STATED GOAL: Retype the whole listing, please, keeping every line exact and dropping the pictures.

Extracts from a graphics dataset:
####
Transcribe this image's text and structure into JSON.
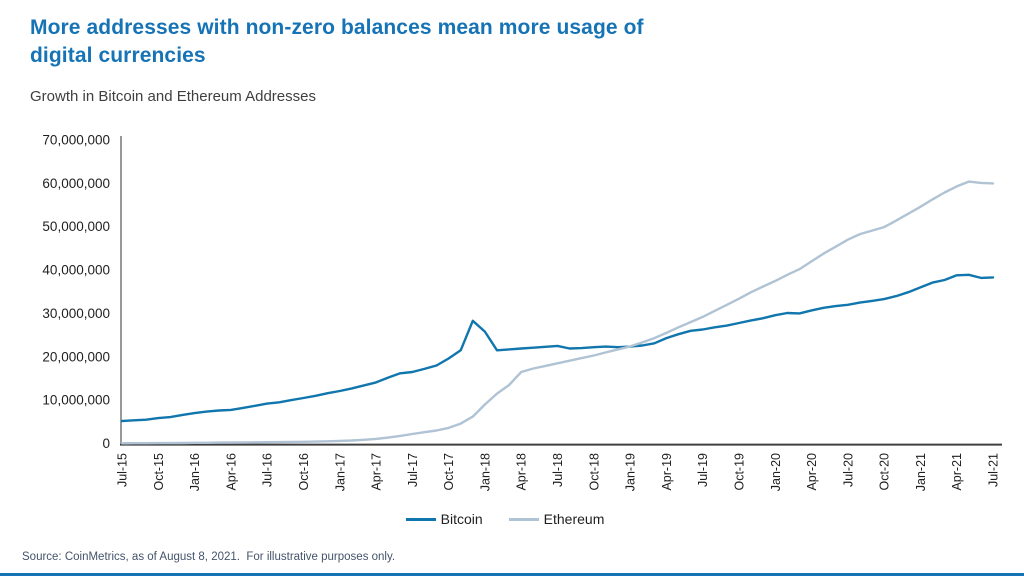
{
  "header": {
    "title_line1": "More addresses with non-zero balances mean more usage of",
    "title_line2": "digital currencies",
    "subtitle": "Growth in Bitcoin and Ethereum Addresses"
  },
  "footer": {
    "source": "Source: CoinMetrics, as of August 8, 2021.  For illustrative purposes only."
  },
  "colors": {
    "title": "#1573b6",
    "subtitle_text": "#3f3f3f",
    "bitcoin": "#1076ad",
    "ethereum": "#b0c3d4",
    "axis_x": "#404040",
    "axis_y": "#7f7f7f",
    "tick_text": "#1f1f1f",
    "source_text": "#44546a",
    "footer_rule": "#1573b6"
  },
  "chart_data": {
    "type": "line",
    "title": "Growth in Bitcoin and Ethereum Addresses",
    "xlabel": "",
    "ylabel": "",
    "x_unit": "monthly, Jul-2015 through Jul-2021",
    "months": 73,
    "ylim": [
      0,
      70000000
    ],
    "grid": false,
    "legend_position": "bottom",
    "y_tick_labels": [
      "0",
      "10,000,000",
      "20,000,000",
      "30,000,000",
      "40,000,000",
      "50,000,000",
      "60,000,000",
      "70,000,000"
    ],
    "x_tick_labels": [
      "Jul-15",
      "Oct-15",
      "Jan-16",
      "Apr-16",
      "Jul-16",
      "Oct-16",
      "Jan-17",
      "Apr-17",
      "Jul-17",
      "Oct-17",
      "Jan-18",
      "Apr-18",
      "Jul-18",
      "Oct-18",
      "Jan-19",
      "Apr-19",
      "Jul-19",
      "Oct-19",
      "Jan-20",
      "Apr-20",
      "Jul-20",
      "Oct-20",
      "Jan-21",
      "Apr-21",
      "Jul-21"
    ],
    "x_tick_every_n_months": 3,
    "series": [
      {
        "name": "Bitcoin",
        "color": "#1076ad",
        "values_millions": [
          5.2,
          5.35,
          5.5,
          5.85,
          6.1,
          6.6,
          7.0,
          7.35,
          7.6,
          7.75,
          8.2,
          8.7,
          9.2,
          9.5,
          10.0,
          10.5,
          11.0,
          11.6,
          12.1,
          12.7,
          13.4,
          14.1,
          15.2,
          16.2,
          16.5,
          17.2,
          18.0,
          19.6,
          21.5,
          28.3,
          25.8,
          21.5,
          21.7,
          21.9,
          22.1,
          22.3,
          22.5,
          21.9,
          22.0,
          22.2,
          22.35,
          22.2,
          22.35,
          22.6,
          23.1,
          24.3,
          25.2,
          26.0,
          26.3,
          26.8,
          27.2,
          27.8,
          28.4,
          28.9,
          29.6,
          30.1,
          30.0,
          30.7,
          31.3,
          31.7,
          32.0,
          32.5,
          32.9,
          33.3,
          34.0,
          34.9,
          36.0,
          37.1,
          37.7,
          38.8,
          38.9,
          38.2,
          38.3
        ]
      },
      {
        "name": "Ethereum",
        "color": "#b0c3d4",
        "values_millions": [
          0.05,
          0.06,
          0.07,
          0.09,
          0.1,
          0.12,
          0.15,
          0.17,
          0.2,
          0.22,
          0.25,
          0.28,
          0.3,
          0.33,
          0.36,
          0.4,
          0.44,
          0.5,
          0.6,
          0.7,
          0.85,
          1.05,
          1.35,
          1.75,
          2.2,
          2.6,
          3.0,
          3.6,
          4.6,
          6.2,
          9.0,
          11.5,
          13.5,
          16.5,
          17.3,
          17.9,
          18.5,
          19.1,
          19.7,
          20.3,
          21.0,
          21.7,
          22.4,
          23.3,
          24.3,
          25.5,
          26.8,
          28.0,
          29.2,
          30.6,
          32.0,
          33.4,
          34.9,
          36.2,
          37.5,
          38.9,
          40.2,
          42.0,
          43.8,
          45.4,
          47.0,
          48.3,
          49.1,
          49.9,
          51.4,
          53.0,
          54.6,
          56.3,
          57.9,
          59.3,
          60.4,
          60.1,
          60.0
        ]
      }
    ]
  }
}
####
TASK OUTPUT:
Transcribe this image's text and structure into JSON.
{
  "header": {
    "title_line1": "More addresses with non-zero balances mean more usage of",
    "title_line2": "digital currencies",
    "subtitle": "Growth in Bitcoin and Ethereum Addresses"
  },
  "footer": {
    "source": "Source: CoinMetrics, as of August 8, 2021.  For illustrative purposes only."
  },
  "colors": {
    "title": "#1573b6",
    "subtitle_text": "#3f3f3f",
    "bitcoin": "#1076ad",
    "ethereum": "#b0c3d4",
    "axis_x": "#404040",
    "axis_y": "#7f7f7f",
    "tick_text": "#1f1f1f",
    "source_text": "#44546a",
    "footer_rule": "#1573b6"
  },
  "chart_data": {
    "type": "line",
    "title": "Growth in Bitcoin and Ethereum Addresses",
    "xlabel": "",
    "ylabel": "",
    "x_unit": "monthly, Jul-2015 through Jul-2021",
    "months": 73,
    "ylim": [
      0,
      70000000
    ],
    "grid": false,
    "legend_position": "bottom",
    "y_tick_labels": [
      "0",
      "10,000,000",
      "20,000,000",
      "30,000,000",
      "40,000,000",
      "50,000,000",
      "60,000,000",
      "70,000,000"
    ],
    "x_tick_labels": [
      "Jul-15",
      "Oct-15",
      "Jan-16",
      "Apr-16",
      "Jul-16",
      "Oct-16",
      "Jan-17",
      "Apr-17",
      "Jul-17",
      "Oct-17",
      "Jan-18",
      "Apr-18",
      "Jul-18",
      "Oct-18",
      "Jan-19",
      "Apr-19",
      "Jul-19",
      "Oct-19",
      "Jan-20",
      "Apr-20",
      "Jul-20",
      "Oct-20",
      "Jan-21",
      "Apr-21",
      "Jul-21"
    ],
    "x_tick_every_n_months": 3,
    "series": [
      {
        "name": "Bitcoin",
        "color": "#1076ad",
        "values_millions": [
          5.2,
          5.35,
          5.5,
          5.85,
          6.1,
          6.6,
          7.0,
          7.35,
          7.6,
          7.75,
          8.2,
          8.7,
          9.2,
          9.5,
          10.0,
          10.5,
          11.0,
          11.6,
          12.1,
          12.7,
          13.4,
          14.1,
          15.2,
          16.2,
          16.5,
          17.2,
          18.0,
          19.6,
          21.5,
          28.3,
          25.8,
          21.5,
          21.7,
          21.9,
          22.1,
          22.3,
          22.5,
          21.9,
          22.0,
          22.2,
          22.35,
          22.2,
          22.35,
          22.6,
          23.1,
          24.3,
          25.2,
          26.0,
          26.3,
          26.8,
          27.2,
          27.8,
          28.4,
          28.9,
          29.6,
          30.1,
          30.0,
          30.7,
          31.3,
          31.7,
          32.0,
          32.5,
          32.9,
          33.3,
          34.0,
          34.9,
          36.0,
          37.1,
          37.7,
          38.8,
          38.9,
          38.2,
          38.3
        ]
      },
      {
        "name": "Ethereum",
        "color": "#b0c3d4",
        "values_millions": [
          0.05,
          0.06,
          0.07,
          0.09,
          0.1,
          0.12,
          0.15,
          0.17,
          0.2,
          0.22,
          0.25,
          0.28,
          0.3,
          0.33,
          0.36,
          0.4,
          0.44,
          0.5,
          0.6,
          0.7,
          0.85,
          1.05,
          1.35,
          1.75,
          2.2,
          2.6,
          3.0,
          3.6,
          4.6,
          6.2,
          9.0,
          11.5,
          13.5,
          16.5,
          17.3,
          17.9,
          18.5,
          19.1,
          19.7,
          20.3,
          21.0,
          21.7,
          22.4,
          23.3,
          24.3,
          25.5,
          26.8,
          28.0,
          29.2,
          30.6,
          32.0,
          33.4,
          34.9,
          36.2,
          37.5,
          38.9,
          40.2,
          42.0,
          43.8,
          45.4,
          47.0,
          48.3,
          49.1,
          49.9,
          51.4,
          53.0,
          54.6,
          56.3,
          57.9,
          59.3,
          60.4,
          60.1,
          60.0
        ]
      }
    ]
  }
}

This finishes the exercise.